(Work to be completed): In the following material, identify every line holding the string "this" and return it.

(Data to process):

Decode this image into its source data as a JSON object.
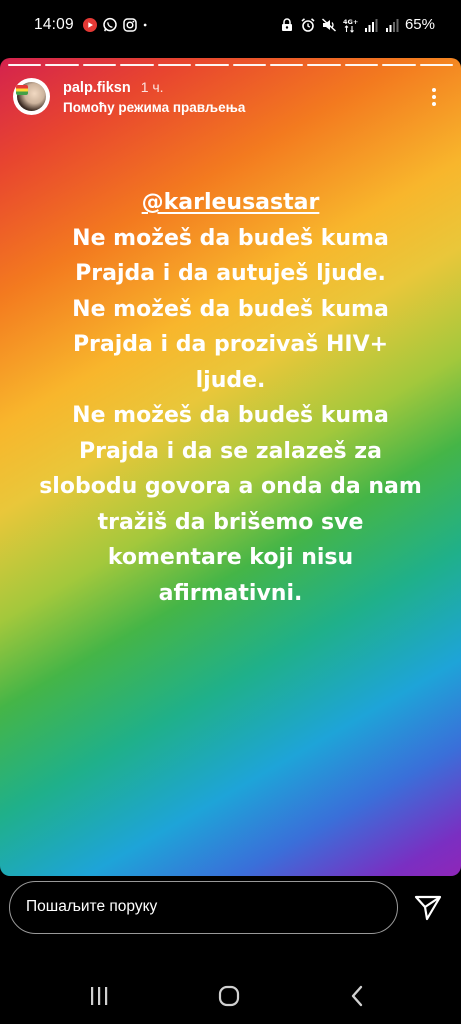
{
  "status_bar": {
    "time": "14:09",
    "left_icons": [
      "youtube-icon",
      "whatsapp-icon",
      "instagram-icon",
      "dot-icon"
    ],
    "right_icons": [
      "alarm-lock-icon",
      "alarm-icon",
      "mute-icon",
      "network-4g-icon",
      "signal-icon",
      "signal-icon-2"
    ],
    "battery": "65%"
  },
  "story": {
    "progress_segments": 12,
    "username": "palp.fiksn",
    "timestamp": "1 ч.",
    "subtitle": "Помоћу режима прављења",
    "text_lines": [
      "@karleusastar",
      "Ne možeš da budeš kuma",
      "Prajda i da autuješ ljude.",
      "Ne možeš da budeš kuma",
      "Prajda i da prozivaš HIV+",
      "ljude.",
      "Ne možeš da budeš kuma",
      "Prajda i da se zalazeš za",
      "slobodu govora a onda da nam",
      "tražiš da brišemo sve",
      "komentare koji nisu",
      "afirmativni."
    ]
  },
  "reply": {
    "placeholder": "Пошаљите поруку"
  },
  "nav": {
    "buttons": [
      "recent-apps-icon",
      "home-icon",
      "back-icon"
    ]
  }
}
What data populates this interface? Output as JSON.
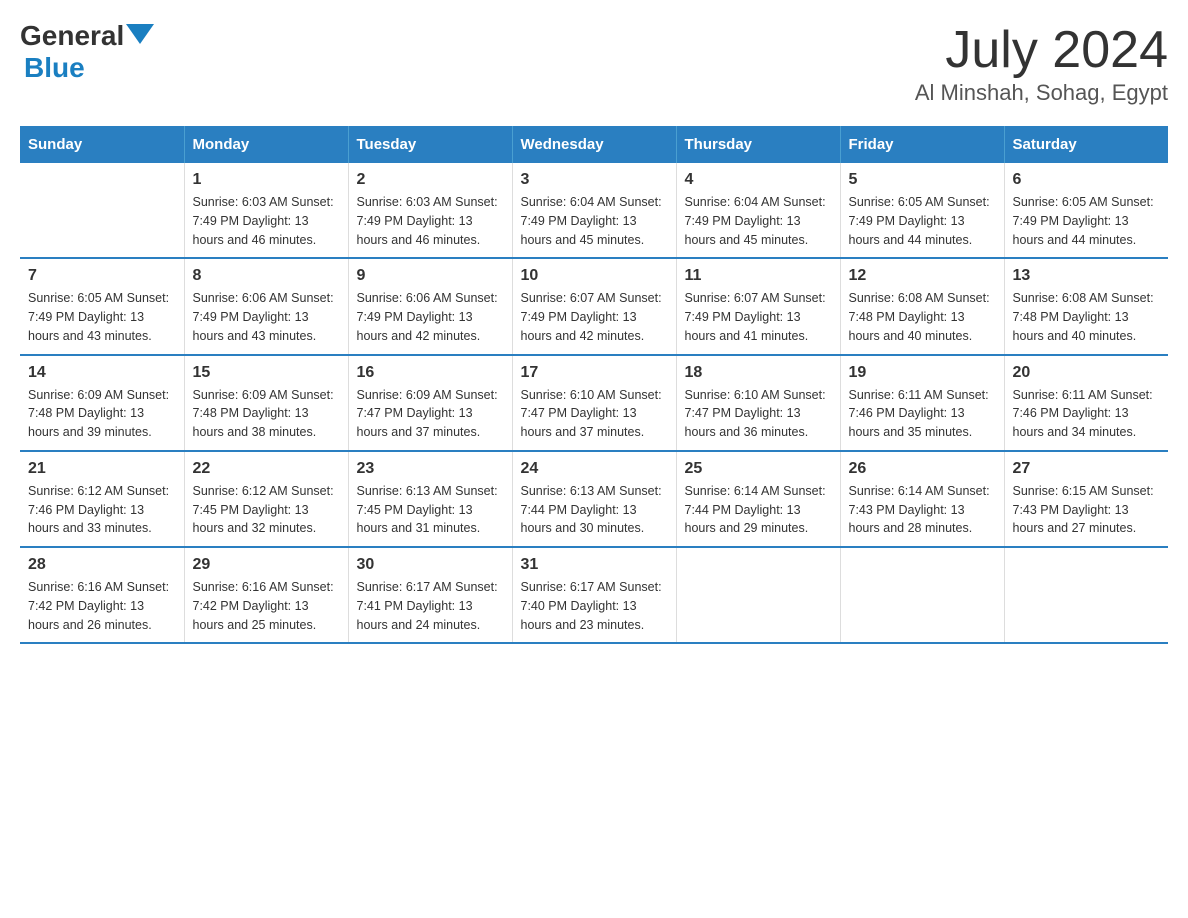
{
  "header": {
    "logo_general": "General",
    "logo_blue": "Blue",
    "month_title": "July 2024",
    "location": "Al Minshah, Sohag, Egypt"
  },
  "days_of_week": [
    "Sunday",
    "Monday",
    "Tuesday",
    "Wednesday",
    "Thursday",
    "Friday",
    "Saturday"
  ],
  "weeks": [
    [
      {
        "day": "",
        "info": ""
      },
      {
        "day": "1",
        "info": "Sunrise: 6:03 AM\nSunset: 7:49 PM\nDaylight: 13 hours\nand 46 minutes."
      },
      {
        "day": "2",
        "info": "Sunrise: 6:03 AM\nSunset: 7:49 PM\nDaylight: 13 hours\nand 46 minutes."
      },
      {
        "day": "3",
        "info": "Sunrise: 6:04 AM\nSunset: 7:49 PM\nDaylight: 13 hours\nand 45 minutes."
      },
      {
        "day": "4",
        "info": "Sunrise: 6:04 AM\nSunset: 7:49 PM\nDaylight: 13 hours\nand 45 minutes."
      },
      {
        "day": "5",
        "info": "Sunrise: 6:05 AM\nSunset: 7:49 PM\nDaylight: 13 hours\nand 44 minutes."
      },
      {
        "day": "6",
        "info": "Sunrise: 6:05 AM\nSunset: 7:49 PM\nDaylight: 13 hours\nand 44 minutes."
      }
    ],
    [
      {
        "day": "7",
        "info": "Sunrise: 6:05 AM\nSunset: 7:49 PM\nDaylight: 13 hours\nand 43 minutes."
      },
      {
        "day": "8",
        "info": "Sunrise: 6:06 AM\nSunset: 7:49 PM\nDaylight: 13 hours\nand 43 minutes."
      },
      {
        "day": "9",
        "info": "Sunrise: 6:06 AM\nSunset: 7:49 PM\nDaylight: 13 hours\nand 42 minutes."
      },
      {
        "day": "10",
        "info": "Sunrise: 6:07 AM\nSunset: 7:49 PM\nDaylight: 13 hours\nand 42 minutes."
      },
      {
        "day": "11",
        "info": "Sunrise: 6:07 AM\nSunset: 7:49 PM\nDaylight: 13 hours\nand 41 minutes."
      },
      {
        "day": "12",
        "info": "Sunrise: 6:08 AM\nSunset: 7:48 PM\nDaylight: 13 hours\nand 40 minutes."
      },
      {
        "day": "13",
        "info": "Sunrise: 6:08 AM\nSunset: 7:48 PM\nDaylight: 13 hours\nand 40 minutes."
      }
    ],
    [
      {
        "day": "14",
        "info": "Sunrise: 6:09 AM\nSunset: 7:48 PM\nDaylight: 13 hours\nand 39 minutes."
      },
      {
        "day": "15",
        "info": "Sunrise: 6:09 AM\nSunset: 7:48 PM\nDaylight: 13 hours\nand 38 minutes."
      },
      {
        "day": "16",
        "info": "Sunrise: 6:09 AM\nSunset: 7:47 PM\nDaylight: 13 hours\nand 37 minutes."
      },
      {
        "day": "17",
        "info": "Sunrise: 6:10 AM\nSunset: 7:47 PM\nDaylight: 13 hours\nand 37 minutes."
      },
      {
        "day": "18",
        "info": "Sunrise: 6:10 AM\nSunset: 7:47 PM\nDaylight: 13 hours\nand 36 minutes."
      },
      {
        "day": "19",
        "info": "Sunrise: 6:11 AM\nSunset: 7:46 PM\nDaylight: 13 hours\nand 35 minutes."
      },
      {
        "day": "20",
        "info": "Sunrise: 6:11 AM\nSunset: 7:46 PM\nDaylight: 13 hours\nand 34 minutes."
      }
    ],
    [
      {
        "day": "21",
        "info": "Sunrise: 6:12 AM\nSunset: 7:46 PM\nDaylight: 13 hours\nand 33 minutes."
      },
      {
        "day": "22",
        "info": "Sunrise: 6:12 AM\nSunset: 7:45 PM\nDaylight: 13 hours\nand 32 minutes."
      },
      {
        "day": "23",
        "info": "Sunrise: 6:13 AM\nSunset: 7:45 PM\nDaylight: 13 hours\nand 31 minutes."
      },
      {
        "day": "24",
        "info": "Sunrise: 6:13 AM\nSunset: 7:44 PM\nDaylight: 13 hours\nand 30 minutes."
      },
      {
        "day": "25",
        "info": "Sunrise: 6:14 AM\nSunset: 7:44 PM\nDaylight: 13 hours\nand 29 minutes."
      },
      {
        "day": "26",
        "info": "Sunrise: 6:14 AM\nSunset: 7:43 PM\nDaylight: 13 hours\nand 28 minutes."
      },
      {
        "day": "27",
        "info": "Sunrise: 6:15 AM\nSunset: 7:43 PM\nDaylight: 13 hours\nand 27 minutes."
      }
    ],
    [
      {
        "day": "28",
        "info": "Sunrise: 6:16 AM\nSunset: 7:42 PM\nDaylight: 13 hours\nand 26 minutes."
      },
      {
        "day": "29",
        "info": "Sunrise: 6:16 AM\nSunset: 7:42 PM\nDaylight: 13 hours\nand 25 minutes."
      },
      {
        "day": "30",
        "info": "Sunrise: 6:17 AM\nSunset: 7:41 PM\nDaylight: 13 hours\nand 24 minutes."
      },
      {
        "day": "31",
        "info": "Sunrise: 6:17 AM\nSunset: 7:40 PM\nDaylight: 13 hours\nand 23 minutes."
      },
      {
        "day": "",
        "info": ""
      },
      {
        "day": "",
        "info": ""
      },
      {
        "day": "",
        "info": ""
      }
    ]
  ]
}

(Solution):
Decode this image into its source data as a JSON object.
What data populates this interface? Output as JSON.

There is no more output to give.